SUPPLIED MATERIAL>
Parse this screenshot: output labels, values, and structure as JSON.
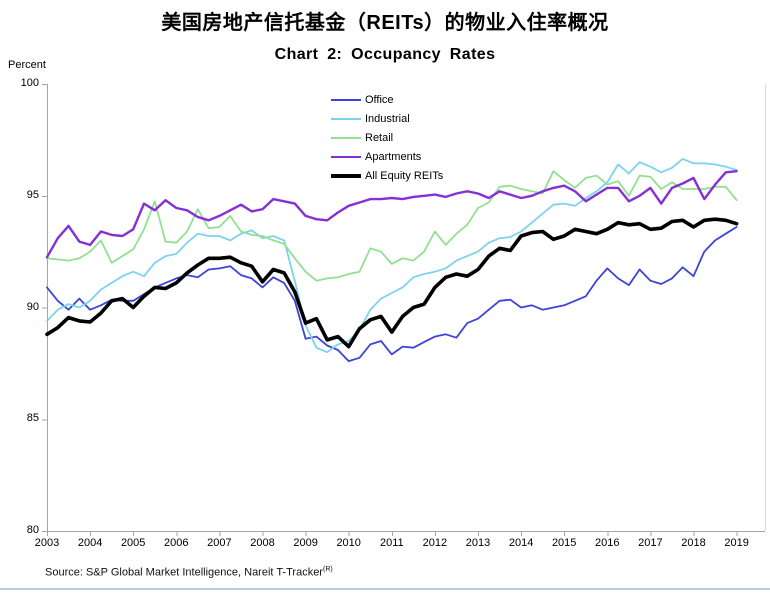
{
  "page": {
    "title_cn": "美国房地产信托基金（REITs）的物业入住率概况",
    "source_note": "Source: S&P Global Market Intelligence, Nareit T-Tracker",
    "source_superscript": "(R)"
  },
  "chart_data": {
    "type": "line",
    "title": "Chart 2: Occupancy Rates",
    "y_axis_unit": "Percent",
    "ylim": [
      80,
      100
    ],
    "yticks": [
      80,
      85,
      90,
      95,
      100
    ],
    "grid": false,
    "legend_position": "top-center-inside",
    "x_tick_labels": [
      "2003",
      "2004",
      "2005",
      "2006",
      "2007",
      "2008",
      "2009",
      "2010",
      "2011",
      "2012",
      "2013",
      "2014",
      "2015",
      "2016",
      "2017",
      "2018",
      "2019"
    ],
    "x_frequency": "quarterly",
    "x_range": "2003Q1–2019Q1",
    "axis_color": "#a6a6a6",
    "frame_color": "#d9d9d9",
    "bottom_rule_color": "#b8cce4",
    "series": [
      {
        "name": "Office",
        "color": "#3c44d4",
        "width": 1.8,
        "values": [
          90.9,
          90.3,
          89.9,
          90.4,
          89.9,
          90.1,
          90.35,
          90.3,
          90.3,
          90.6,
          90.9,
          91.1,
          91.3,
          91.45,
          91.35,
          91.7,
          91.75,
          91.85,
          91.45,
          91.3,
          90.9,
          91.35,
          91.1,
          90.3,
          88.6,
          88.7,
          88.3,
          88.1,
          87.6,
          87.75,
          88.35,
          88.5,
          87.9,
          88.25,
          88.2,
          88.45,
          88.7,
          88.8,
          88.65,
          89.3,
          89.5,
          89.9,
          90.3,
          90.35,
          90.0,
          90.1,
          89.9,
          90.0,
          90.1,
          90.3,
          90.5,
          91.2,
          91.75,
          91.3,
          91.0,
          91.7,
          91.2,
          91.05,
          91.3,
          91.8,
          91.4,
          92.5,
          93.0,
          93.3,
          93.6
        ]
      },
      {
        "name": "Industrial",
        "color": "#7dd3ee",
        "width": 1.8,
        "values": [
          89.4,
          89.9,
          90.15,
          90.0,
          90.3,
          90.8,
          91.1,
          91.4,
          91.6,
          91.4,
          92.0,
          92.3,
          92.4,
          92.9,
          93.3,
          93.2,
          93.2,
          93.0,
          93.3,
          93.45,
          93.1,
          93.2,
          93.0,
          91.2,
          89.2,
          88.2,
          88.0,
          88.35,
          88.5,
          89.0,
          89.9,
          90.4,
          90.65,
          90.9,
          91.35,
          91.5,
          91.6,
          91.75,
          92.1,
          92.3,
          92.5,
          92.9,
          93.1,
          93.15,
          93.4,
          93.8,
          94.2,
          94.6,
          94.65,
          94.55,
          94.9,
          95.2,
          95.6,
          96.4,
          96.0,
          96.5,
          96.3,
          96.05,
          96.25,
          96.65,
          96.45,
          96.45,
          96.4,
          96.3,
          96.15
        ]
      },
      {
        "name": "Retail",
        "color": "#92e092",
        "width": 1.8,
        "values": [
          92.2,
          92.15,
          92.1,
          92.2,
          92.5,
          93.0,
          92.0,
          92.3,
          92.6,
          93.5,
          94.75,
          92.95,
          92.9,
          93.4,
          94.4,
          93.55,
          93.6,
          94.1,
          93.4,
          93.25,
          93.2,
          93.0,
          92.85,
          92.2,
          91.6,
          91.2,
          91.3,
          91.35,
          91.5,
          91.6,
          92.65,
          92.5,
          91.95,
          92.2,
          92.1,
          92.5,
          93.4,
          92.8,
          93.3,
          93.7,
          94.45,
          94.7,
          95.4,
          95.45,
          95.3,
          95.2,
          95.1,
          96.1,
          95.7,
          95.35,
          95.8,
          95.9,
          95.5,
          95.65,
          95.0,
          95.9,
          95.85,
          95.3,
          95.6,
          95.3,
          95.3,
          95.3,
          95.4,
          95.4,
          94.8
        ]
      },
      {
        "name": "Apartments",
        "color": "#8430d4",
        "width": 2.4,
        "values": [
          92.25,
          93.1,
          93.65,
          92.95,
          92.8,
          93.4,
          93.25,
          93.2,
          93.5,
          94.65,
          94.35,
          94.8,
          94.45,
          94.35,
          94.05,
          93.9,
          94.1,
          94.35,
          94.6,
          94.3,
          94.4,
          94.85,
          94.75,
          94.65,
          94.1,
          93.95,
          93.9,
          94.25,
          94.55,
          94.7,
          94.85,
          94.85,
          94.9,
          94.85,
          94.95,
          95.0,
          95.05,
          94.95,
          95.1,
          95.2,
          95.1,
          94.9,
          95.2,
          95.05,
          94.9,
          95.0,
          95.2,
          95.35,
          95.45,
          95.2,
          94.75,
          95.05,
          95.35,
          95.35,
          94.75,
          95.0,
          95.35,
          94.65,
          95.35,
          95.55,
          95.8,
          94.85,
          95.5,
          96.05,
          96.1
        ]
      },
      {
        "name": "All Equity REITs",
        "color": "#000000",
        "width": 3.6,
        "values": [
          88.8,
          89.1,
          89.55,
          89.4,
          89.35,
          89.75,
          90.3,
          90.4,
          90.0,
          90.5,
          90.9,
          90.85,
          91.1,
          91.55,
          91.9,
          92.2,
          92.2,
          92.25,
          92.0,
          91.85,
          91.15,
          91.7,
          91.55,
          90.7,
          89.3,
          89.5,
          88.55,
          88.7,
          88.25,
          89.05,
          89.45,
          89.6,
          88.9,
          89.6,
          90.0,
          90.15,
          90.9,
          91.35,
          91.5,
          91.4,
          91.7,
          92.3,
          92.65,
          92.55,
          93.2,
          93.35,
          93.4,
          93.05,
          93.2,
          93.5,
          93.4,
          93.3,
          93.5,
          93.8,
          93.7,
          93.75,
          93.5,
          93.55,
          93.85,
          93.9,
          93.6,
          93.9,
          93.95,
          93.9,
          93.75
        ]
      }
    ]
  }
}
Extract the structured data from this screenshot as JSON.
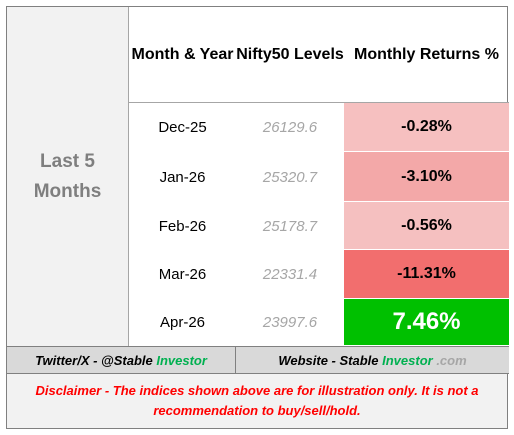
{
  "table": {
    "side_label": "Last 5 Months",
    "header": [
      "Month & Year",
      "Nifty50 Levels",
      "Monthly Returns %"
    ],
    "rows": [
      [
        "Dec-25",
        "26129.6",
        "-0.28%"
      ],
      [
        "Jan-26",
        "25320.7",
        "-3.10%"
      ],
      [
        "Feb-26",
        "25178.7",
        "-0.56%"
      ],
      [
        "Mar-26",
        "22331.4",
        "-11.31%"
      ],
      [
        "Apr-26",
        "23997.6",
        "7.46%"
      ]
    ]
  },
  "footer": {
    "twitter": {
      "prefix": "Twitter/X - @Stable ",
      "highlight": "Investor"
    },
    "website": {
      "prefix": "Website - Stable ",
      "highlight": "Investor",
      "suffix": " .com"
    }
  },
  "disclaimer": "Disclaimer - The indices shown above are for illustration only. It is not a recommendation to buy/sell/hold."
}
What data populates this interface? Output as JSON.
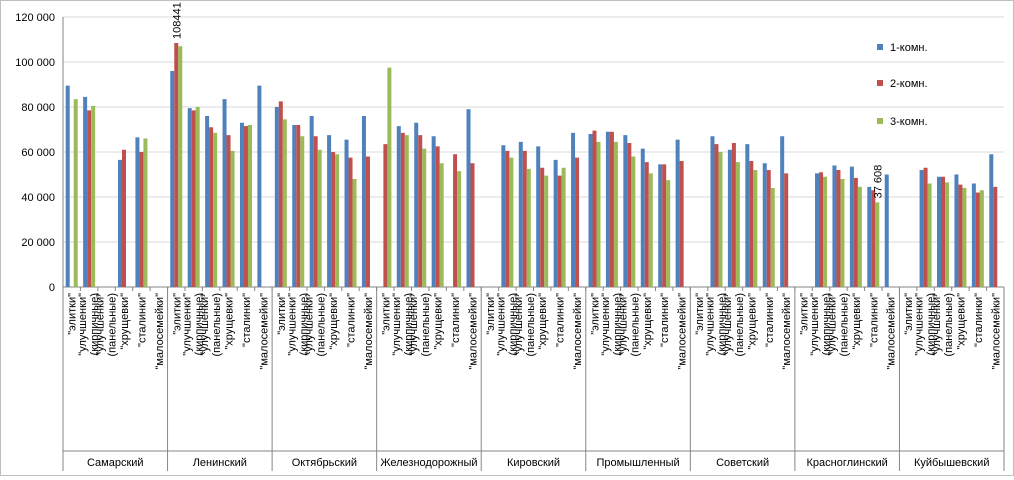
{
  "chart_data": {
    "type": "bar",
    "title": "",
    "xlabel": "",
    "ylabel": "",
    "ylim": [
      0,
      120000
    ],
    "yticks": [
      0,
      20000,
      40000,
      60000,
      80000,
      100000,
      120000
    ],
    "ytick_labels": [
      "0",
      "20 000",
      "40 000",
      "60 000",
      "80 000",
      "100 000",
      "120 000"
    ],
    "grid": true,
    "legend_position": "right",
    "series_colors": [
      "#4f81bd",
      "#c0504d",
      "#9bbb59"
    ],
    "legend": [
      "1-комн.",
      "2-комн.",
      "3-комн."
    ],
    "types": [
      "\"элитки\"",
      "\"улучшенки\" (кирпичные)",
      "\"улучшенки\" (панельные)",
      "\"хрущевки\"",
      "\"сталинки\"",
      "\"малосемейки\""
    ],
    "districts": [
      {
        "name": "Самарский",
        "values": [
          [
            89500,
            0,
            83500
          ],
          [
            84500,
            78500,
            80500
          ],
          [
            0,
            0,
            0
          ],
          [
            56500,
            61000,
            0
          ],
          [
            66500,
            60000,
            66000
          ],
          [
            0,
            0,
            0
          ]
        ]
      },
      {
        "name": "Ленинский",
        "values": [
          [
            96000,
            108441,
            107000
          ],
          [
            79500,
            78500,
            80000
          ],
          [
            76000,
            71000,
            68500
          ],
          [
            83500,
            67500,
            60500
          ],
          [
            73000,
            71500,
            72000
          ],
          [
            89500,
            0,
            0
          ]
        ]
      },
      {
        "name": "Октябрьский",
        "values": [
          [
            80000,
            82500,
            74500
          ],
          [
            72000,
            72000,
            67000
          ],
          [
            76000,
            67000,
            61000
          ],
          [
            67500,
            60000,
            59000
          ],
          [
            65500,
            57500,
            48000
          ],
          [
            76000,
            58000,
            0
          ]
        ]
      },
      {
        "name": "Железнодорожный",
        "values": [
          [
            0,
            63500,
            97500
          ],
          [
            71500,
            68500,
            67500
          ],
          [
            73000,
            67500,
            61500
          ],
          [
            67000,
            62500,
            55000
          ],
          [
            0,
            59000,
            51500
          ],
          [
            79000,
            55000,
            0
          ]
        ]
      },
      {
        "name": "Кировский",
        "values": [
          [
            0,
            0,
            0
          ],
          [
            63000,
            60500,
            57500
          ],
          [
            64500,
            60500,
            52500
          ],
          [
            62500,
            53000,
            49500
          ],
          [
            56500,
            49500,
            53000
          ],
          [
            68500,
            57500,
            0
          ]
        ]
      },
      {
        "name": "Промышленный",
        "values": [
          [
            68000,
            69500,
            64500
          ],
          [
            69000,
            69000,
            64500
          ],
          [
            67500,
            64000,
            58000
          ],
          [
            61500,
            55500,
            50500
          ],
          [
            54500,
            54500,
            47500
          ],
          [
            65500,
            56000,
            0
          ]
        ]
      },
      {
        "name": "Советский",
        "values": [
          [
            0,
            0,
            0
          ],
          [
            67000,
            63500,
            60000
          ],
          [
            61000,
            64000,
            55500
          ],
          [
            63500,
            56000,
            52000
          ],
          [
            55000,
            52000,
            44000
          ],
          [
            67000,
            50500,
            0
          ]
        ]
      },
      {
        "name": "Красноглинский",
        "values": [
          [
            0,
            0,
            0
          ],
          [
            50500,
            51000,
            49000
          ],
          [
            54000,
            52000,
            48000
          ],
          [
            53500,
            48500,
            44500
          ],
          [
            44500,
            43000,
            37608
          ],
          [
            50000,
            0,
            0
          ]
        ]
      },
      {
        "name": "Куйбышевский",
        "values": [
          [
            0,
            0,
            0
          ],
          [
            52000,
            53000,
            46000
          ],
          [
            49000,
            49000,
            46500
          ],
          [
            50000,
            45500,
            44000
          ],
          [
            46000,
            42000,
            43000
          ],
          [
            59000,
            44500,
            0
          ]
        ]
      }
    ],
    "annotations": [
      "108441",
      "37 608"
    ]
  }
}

INSTRUCTIONS FOR THE TASK>
Gather all lines with the string "highlight" from the data.

WRITTEN SOLUTION>
      "highlight": "Investor"
      "highlight": "Investor",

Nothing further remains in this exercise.